Records excerpted from a collection:
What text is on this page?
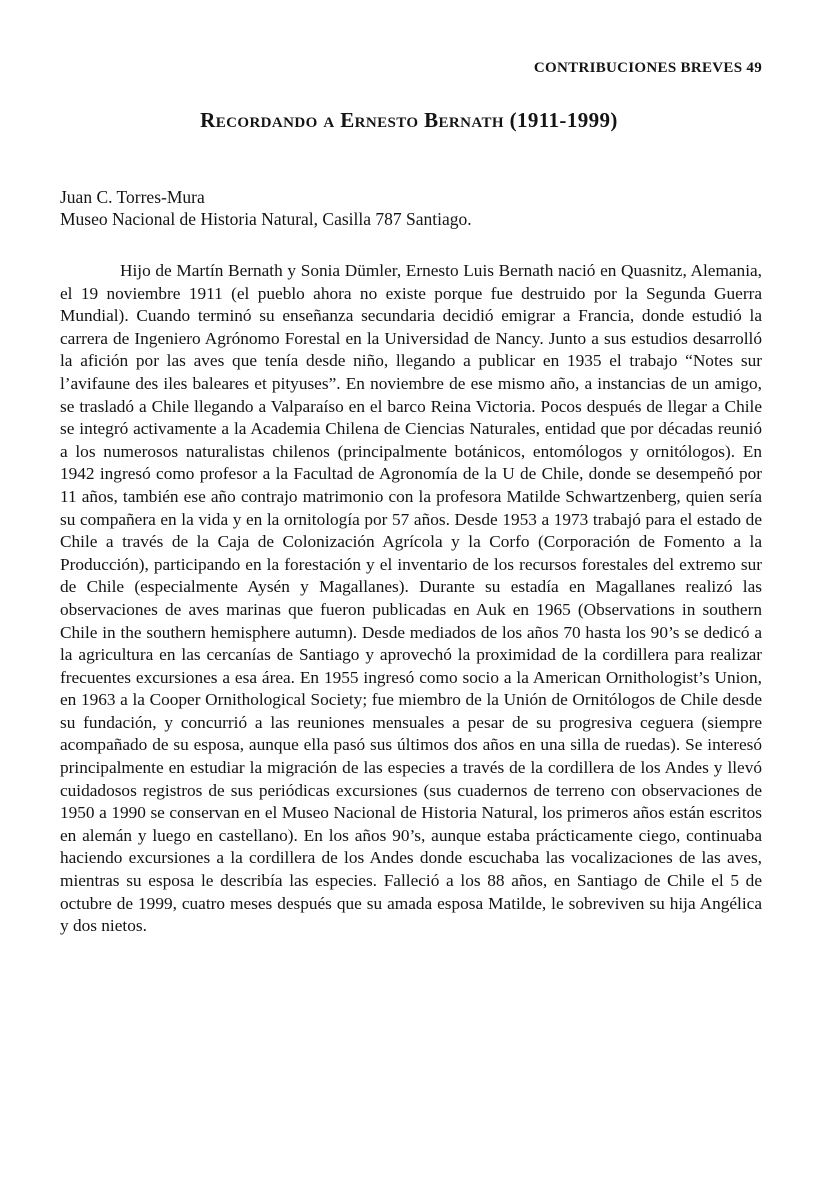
CONTRIBUCIONES BREVES 49
Recordando a Ernesto Bernath (1911-1999)
Juan C. Torres-Mura
Museo Nacional de Historia Natural, Casilla 787 Santiago.

Hijo de Martín Bernath y Sonia Dümler, Ernesto Luis Bernath nació en Quasnitz, Alemania, el 19 noviembre 1911 (el pueblo ahora no existe porque fue destruido por la Segunda Guerra Mundial). Cuando terminó su enseñanza secundaria decidió emigrar a Francia, donde estudió la carrera de Ingeniero Agrónomo Forestal en la Universidad de Nancy. Junto a sus estudios desarrolló la afición por las aves que tenía desde niño, llegando a publicar en 1935 el trabajo “Notes sur l’avifaune des iles baleares et pityuses”. En noviembre de ese mismo año, a instancias de un amigo, se trasladó a Chile llegando a Valparaíso en el barco Reina Victoria. Pocos después de llegar a Chile se integró activamente a la Academia Chilena de Ciencias Naturales, entidad que por décadas reunió a los numerosos naturalistas chilenos (principalmente botánicos, entomólogos y ornitólogos). En 1942 ingresó como profesor a la Facultad de Agronomía de la U de Chile, donde se desempeñó por 11 años, también ese año contrajo matrimonio con la profesora Matilde Schwartzenberg, quien sería su compañera en la vida y en la ornitología por 57 años. Desde 1953 a 1973 trabajó para el estado de Chile a través de la Caja de Colonización Agrícola y la Corfo (Corporación de Fomento a la Producción), participando en la forestación y el inventario de los recursos forestales del extremo sur de Chile (especialmente Aysén y Magallanes). Durante su estadía en Magallanes realizó las observaciones de aves marinas que fueron publicadas en Auk en 1965 (Observations in southern Chile in the southern hemisphere autumn). Desde mediados de los años 70 hasta los 90’s se dedicó a la agricultura en las cercanías de Santiago y aprovechó la proximidad de la cordillera para realizar frecuentes excursiones a esa área. En 1955 ingresó como socio a la American Ornithologist’s Union, en 1963 a la Cooper Ornithological Society; fue miembro de la Unión de Ornitólogos de Chile desde su fundación, y concurrió a las reuniones mensuales a pesar de su progresiva ceguera (siempre acompañado de su esposa, aunque ella pasó sus últimos dos años en una silla de ruedas). Se interesó principalmente en estudiar la migración de las especies a través de la cordillera de los Andes y llevó cuidadosos registros de sus periódicas excursiones (sus cuadernos de terreno con observaciones de 1950 a 1990 se conservan en el Museo Nacional de Historia Natural, los primeros años están escritos en alemán y luego en castellano). En los años 90’s, aunque estaba prácticamente ciego, continuaba haciendo excursiones a la cordillera de los Andes donde escuchaba las vocalizaciones de las aves, mientras su esposa le describía las especies. Falleció a los 88 años, en Santiago de Chile el 5 de octubre de 1999, cuatro meses después que su amada esposa Matilde, le sobreviven su hija Angélica y dos nietos.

TASK TO COMPLETE: Return the material exactly as given, apart from the pictures.

THE ANSWER:
What text is on this page?
CONTRIBUCIONES BREVES 49
Recordando a Ernesto Bernath (1911-1999)
Juan C. Torres-Mura
Museo Nacional de Historia Natural, Casilla 787 Santiago.

Hijo de Martín Bernath y Sonia Dümler, Ernesto Luis Bernath nació en Quasnitz, Alemania, el 19 noviembre 1911 (el pueblo ahora no existe porque fue destruido por la Segunda Guerra Mundial). Cuando terminó su enseñanza secundaria decidió emigrar a Francia, donde estudió la carrera de Ingeniero Agrónomo Forestal en la Universidad de Nancy. Junto a sus estudios desarrolló la afición por las aves que tenía desde niño, llegando a publicar en 1935 el trabajo “Notes sur l’avifaune des iles baleares et pityuses”. En noviembre de ese mismo año, a instancias de un amigo, se trasladó a Chile llegando a Valparaíso en el barco Reina Victoria. Pocos después de llegar a Chile se integró activamente a la Academia Chilena de Ciencias Naturales, entidad que por décadas reunió a los numerosos naturalistas chilenos (principalmente botánicos, entomólogos y ornitólogos). En 1942 ingresó como profesor a la Facultad de Agronomía de la U de Chile, donde se desempeñó por 11 años, también ese año contrajo matrimonio con la profesora Matilde Schwartzenberg, quien sería su compañera en la vida y en la ornitología por 57 años. Desde 1953 a 1973 trabajó para el estado de Chile a través de la Caja de Colonización Agrícola y la Corfo (Corporación de Fomento a la Producción), participando en la forestación y el inventario de los recursos forestales del extremo sur de Chile (especialmente Aysén y Magallanes). Durante su estadía en Magallanes realizó las observaciones de aves marinas que fueron publicadas en Auk en 1965 (Observations in southern Chile in the southern hemisphere autumn). Desde mediados de los años 70 hasta los 90’s se dedicó a la agricultura en las cercanías de Santiago y aprovechó la proximidad de la cordillera para realizar frecuentes excursiones a esa área. En 1955 ingresó como socio a la American Ornithologist’s Union, en 1963 a la Cooper Ornithological Society; fue miembro de la Unión de Ornitólogos de Chile desde su fundación, y concurrió a las reuniones mensuales a pesar de su progresiva ceguera (siempre acompañado de su esposa, aunque ella pasó sus últimos dos años en una silla de ruedas). Se interesó principalmente en estudiar la migración de las especies a través de la cordillera de los Andes y llevó cuidadosos registros de sus periódicas excursiones (sus cuadernos de terreno con observaciones de 1950 a 1990 se conservan en el Museo Nacional de Historia Natural, los primeros años están escritos en alemán y luego en castellano). En los años 90’s, aunque estaba prácticamente ciego, continuaba haciendo excursiones a la cordillera de los Andes donde escuchaba las vocalizaciones de las aves, mientras su esposa le describía las especies. Falleció a los 88 años, en Santiago de Chile el 5 de octubre de 1999, cuatro meses después que su amada esposa Matilde, le sobreviven su hija Angélica y dos nietos.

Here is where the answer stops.